■ Challenge
Produce an exact copy of all the records.

(Figure collection entries)
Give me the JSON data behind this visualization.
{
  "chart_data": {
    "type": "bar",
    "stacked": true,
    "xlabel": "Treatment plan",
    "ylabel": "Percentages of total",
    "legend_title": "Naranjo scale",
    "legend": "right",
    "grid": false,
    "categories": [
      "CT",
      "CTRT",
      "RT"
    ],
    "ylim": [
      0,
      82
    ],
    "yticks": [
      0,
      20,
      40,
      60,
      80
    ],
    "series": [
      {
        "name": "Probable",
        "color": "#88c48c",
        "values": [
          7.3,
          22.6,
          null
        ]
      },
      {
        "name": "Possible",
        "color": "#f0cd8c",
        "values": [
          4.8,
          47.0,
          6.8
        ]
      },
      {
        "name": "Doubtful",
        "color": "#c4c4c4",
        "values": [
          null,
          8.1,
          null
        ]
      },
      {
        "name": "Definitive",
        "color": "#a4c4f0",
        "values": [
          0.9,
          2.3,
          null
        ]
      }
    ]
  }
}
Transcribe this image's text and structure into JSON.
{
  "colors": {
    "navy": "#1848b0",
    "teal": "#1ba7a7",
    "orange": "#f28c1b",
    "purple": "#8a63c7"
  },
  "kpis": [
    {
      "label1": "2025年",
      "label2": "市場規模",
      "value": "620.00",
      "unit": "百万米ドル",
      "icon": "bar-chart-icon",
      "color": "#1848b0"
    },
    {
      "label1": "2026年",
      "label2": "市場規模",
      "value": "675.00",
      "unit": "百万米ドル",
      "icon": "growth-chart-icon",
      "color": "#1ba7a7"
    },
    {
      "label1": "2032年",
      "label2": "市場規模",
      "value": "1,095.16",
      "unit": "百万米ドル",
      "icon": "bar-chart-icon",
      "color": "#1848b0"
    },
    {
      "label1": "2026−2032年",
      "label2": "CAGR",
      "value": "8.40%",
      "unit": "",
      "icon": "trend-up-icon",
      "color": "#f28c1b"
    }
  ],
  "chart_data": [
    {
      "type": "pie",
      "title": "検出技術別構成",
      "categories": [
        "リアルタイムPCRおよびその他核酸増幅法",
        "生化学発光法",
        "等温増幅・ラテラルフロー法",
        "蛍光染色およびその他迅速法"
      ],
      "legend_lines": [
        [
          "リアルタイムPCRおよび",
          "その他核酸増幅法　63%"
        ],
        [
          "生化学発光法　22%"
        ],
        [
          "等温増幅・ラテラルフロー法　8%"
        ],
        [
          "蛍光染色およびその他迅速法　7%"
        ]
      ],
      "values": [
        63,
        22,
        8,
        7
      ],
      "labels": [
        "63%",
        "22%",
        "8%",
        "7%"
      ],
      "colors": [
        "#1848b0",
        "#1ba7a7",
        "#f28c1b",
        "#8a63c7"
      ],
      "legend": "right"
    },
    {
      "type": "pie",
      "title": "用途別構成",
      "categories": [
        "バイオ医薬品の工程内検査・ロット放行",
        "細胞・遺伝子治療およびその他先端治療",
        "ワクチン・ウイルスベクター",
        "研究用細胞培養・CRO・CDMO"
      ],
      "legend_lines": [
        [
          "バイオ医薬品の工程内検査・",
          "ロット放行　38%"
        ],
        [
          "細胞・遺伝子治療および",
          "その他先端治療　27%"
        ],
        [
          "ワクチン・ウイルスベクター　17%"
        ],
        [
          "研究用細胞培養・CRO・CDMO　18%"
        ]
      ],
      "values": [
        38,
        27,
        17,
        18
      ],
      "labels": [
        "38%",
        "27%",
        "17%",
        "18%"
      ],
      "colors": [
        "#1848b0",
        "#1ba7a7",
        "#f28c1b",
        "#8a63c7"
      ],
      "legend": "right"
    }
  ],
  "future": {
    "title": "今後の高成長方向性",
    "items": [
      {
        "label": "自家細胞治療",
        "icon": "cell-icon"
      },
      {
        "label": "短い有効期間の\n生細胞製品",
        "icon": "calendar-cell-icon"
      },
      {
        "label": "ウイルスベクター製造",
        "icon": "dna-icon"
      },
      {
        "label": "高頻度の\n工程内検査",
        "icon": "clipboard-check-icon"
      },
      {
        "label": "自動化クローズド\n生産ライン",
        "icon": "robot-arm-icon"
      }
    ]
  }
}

■ Final answer
Give me the JSON data behind this visualization.
{
  "chart_data": {
    "type": "bar",
    "stacked": true,
    "xlabel": "Treatment plan",
    "ylabel": "Percentages of total",
    "legend_title": "Naranjo scale",
    "legend": "right",
    "grid": false,
    "categories": [
      "CT",
      "CTRT",
      "RT"
    ],
    "ylim": [
      0,
      82
    ],
    "yticks": [
      0,
      20,
      40,
      60,
      80
    ],
    "series": [
      {
        "name": "Probable",
        "color": "#88c48c",
        "values": [
          7.3,
          22.6,
          null
        ]
      },
      {
        "name": "Possible",
        "color": "#f0cd8c",
        "values": [
          4.8,
          47.0,
          6.8
        ]
      },
      {
        "name": "Doubtful",
        "color": "#c4c4c4",
        "values": [
          null,
          8.1,
          null
        ]
      },
      {
        "name": "Definitive",
        "color": "#a4c4f0",
        "values": [
          0.9,
          2.3,
          null
        ]
      }
    ]
  }
}
Transcribe this image's text and structure into JSON.
{
  "colors": {
    "navy": "#1848b0",
    "teal": "#1ba7a7",
    "orange": "#f28c1b",
    "purple": "#8a63c7"
  },
  "kpis": [
    {
      "label1": "2025年",
      "label2": "市場規模",
      "value": "620.00",
      "unit": "百万米ドル",
      "icon": "bar-chart-icon",
      "color": "#1848b0"
    },
    {
      "label1": "2026年",
      "label2": "市場規模",
      "value": "675.00",
      "unit": "百万米ドル",
      "icon": "growth-chart-icon",
      "color": "#1ba7a7"
    },
    {
      "label1": "2032年",
      "label2": "市場規模",
      "value": "1,095.16",
      "unit": "百万米ドル",
      "icon": "bar-chart-icon",
      "color": "#1848b0"
    },
    {
      "label1": "2026−2032年",
      "label2": "CAGR",
      "value": "8.40%",
      "unit": "",
      "icon": "trend-up-icon",
      "color": "#f28c1b"
    }
  ],
  "chart_data": [
    {
      "type": "pie",
      "title": "検出技術別構成",
      "categories": [
        "リアルタイムPCRおよびその他核酸増幅法",
        "生化学発光法",
        "等温増幅・ラテラルフロー法",
        "蛍光染色およびその他迅速法"
      ],
      "legend_lines": [
        [
          "リアルタイムPCRおよび",
          "その他核酸増幅法　63%"
        ],
        [
          "生化学発光法　22%"
        ],
        [
          "等温増幅・ラテラルフロー法　8%"
        ],
        [
          "蛍光染色およびその他迅速法　7%"
        ]
      ],
      "values": [
        63,
        22,
        8,
        7
      ],
      "labels": [
        "63%",
        "22%",
        "8%",
        "7%"
      ],
      "colors": [
        "#1848b0",
        "#1ba7a7",
        "#f28c1b",
        "#8a63c7"
      ],
      "legend": "right"
    },
    {
      "type": "pie",
      "title": "用途別構成",
      "categories": [
        "バイオ医薬品の工程内検査・ロット放行",
        "細胞・遺伝子治療およびその他先端治療",
        "ワクチン・ウイルスベクター",
        "研究用細胞培養・CRO・CDMO"
      ],
      "legend_lines": [
        [
          "バイオ医薬品の工程内検査・",
          "ロット放行　38%"
        ],
        [
          "細胞・遺伝子治療および",
          "その他先端治療　27%"
        ],
        [
          "ワクチン・ウイルスベクター　17%"
        ],
        [
          "研究用細胞培養・CRO・CDMO　18%"
        ]
      ],
      "values": [
        38,
        27,
        17,
        18
      ],
      "labels": [
        "38%",
        "27%",
        "17%",
        "18%"
      ],
      "colors": [
        "#1848b0",
        "#1ba7a7",
        "#f28c1b",
        "#8a63c7"
      ],
      "legend": "right"
    }
  ],
  "future": {
    "title": "今後の高成長方向性",
    "items": [
      {
        "label": "自家細胞治療",
        "icon": "cell-icon"
      },
      {
        "label": "短い有効期間の\n生細胞製品",
        "icon": "calendar-cell-icon"
      },
      {
        "label": "ウイルスベクター製造",
        "icon": "dna-icon"
      },
      {
        "label": "高頻度の\n工程内検査",
        "icon": "clipboard-check-icon"
      },
      {
        "label": "自動化クローズド\n生産ライン",
        "icon": "robot-arm-icon"
      }
    ]
  }
}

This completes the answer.